§ DIRECTION: Could you print all the entries exactly?

Dataset items
▼▼▼
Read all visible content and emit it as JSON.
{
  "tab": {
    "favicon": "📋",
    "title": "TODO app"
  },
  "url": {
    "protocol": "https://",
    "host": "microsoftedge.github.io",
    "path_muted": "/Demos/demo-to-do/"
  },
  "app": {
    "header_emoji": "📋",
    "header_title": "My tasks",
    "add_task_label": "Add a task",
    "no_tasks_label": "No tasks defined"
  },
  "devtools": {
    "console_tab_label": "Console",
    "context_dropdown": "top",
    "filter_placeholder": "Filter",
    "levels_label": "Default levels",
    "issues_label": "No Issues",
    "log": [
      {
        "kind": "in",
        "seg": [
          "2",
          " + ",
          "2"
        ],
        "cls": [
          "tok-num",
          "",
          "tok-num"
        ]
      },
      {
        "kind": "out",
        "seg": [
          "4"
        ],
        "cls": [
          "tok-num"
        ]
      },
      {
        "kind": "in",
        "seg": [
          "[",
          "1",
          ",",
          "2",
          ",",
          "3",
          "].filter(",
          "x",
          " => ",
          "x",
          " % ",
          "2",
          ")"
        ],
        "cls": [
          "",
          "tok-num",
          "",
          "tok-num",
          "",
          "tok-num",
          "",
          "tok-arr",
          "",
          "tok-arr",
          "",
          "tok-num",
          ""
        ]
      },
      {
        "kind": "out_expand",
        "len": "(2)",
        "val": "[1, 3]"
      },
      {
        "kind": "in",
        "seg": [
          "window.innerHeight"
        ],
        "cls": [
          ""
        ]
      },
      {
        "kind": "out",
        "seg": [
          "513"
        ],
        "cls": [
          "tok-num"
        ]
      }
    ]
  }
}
▲▲▲
§ OUTPUT OF THE TASK:
Read all visible content and emit it as JSON.
{
  "tab": {
    "favicon": "📋",
    "title": "TODO app"
  },
  "url": {
    "protocol": "https://",
    "host": "microsoftedge.github.io",
    "path_muted": "/Demos/demo-to-do/"
  },
  "app": {
    "header_emoji": "📋",
    "header_title": "My tasks",
    "add_task_label": "Add a task",
    "no_tasks_label": "No tasks defined"
  },
  "devtools": {
    "console_tab_label": "Console",
    "context_dropdown": "top",
    "filter_placeholder": "Filter",
    "levels_label": "Default levels",
    "issues_label": "No Issues",
    "log": [
      {
        "kind": "in",
        "seg": [
          "2",
          " + ",
          "2"
        ],
        "cls": [
          "tok-num",
          "",
          "tok-num"
        ]
      },
      {
        "kind": "out",
        "seg": [
          "4"
        ],
        "cls": [
          "tok-num"
        ]
      },
      {
        "kind": "in",
        "seg": [
          "[",
          "1",
          ",",
          "2",
          ",",
          "3",
          "].filter(",
          "x",
          " => ",
          "x",
          " % ",
          "2",
          ")"
        ],
        "cls": [
          "",
          "tok-num",
          "",
          "tok-num",
          "",
          "tok-num",
          "",
          "tok-arr",
          "",
          "tok-arr",
          "",
          "tok-num",
          ""
        ]
      },
      {
        "kind": "out_expand",
        "len": "(2)",
        "val": "[1, 3]"
      },
      {
        "kind": "in",
        "seg": [
          "window.innerHeight"
        ],
        "cls": [
          ""
        ]
      },
      {
        "kind": "out",
        "seg": [
          "513"
        ],
        "cls": [
          "tok-num"
        ]
      }
    ]
  }
}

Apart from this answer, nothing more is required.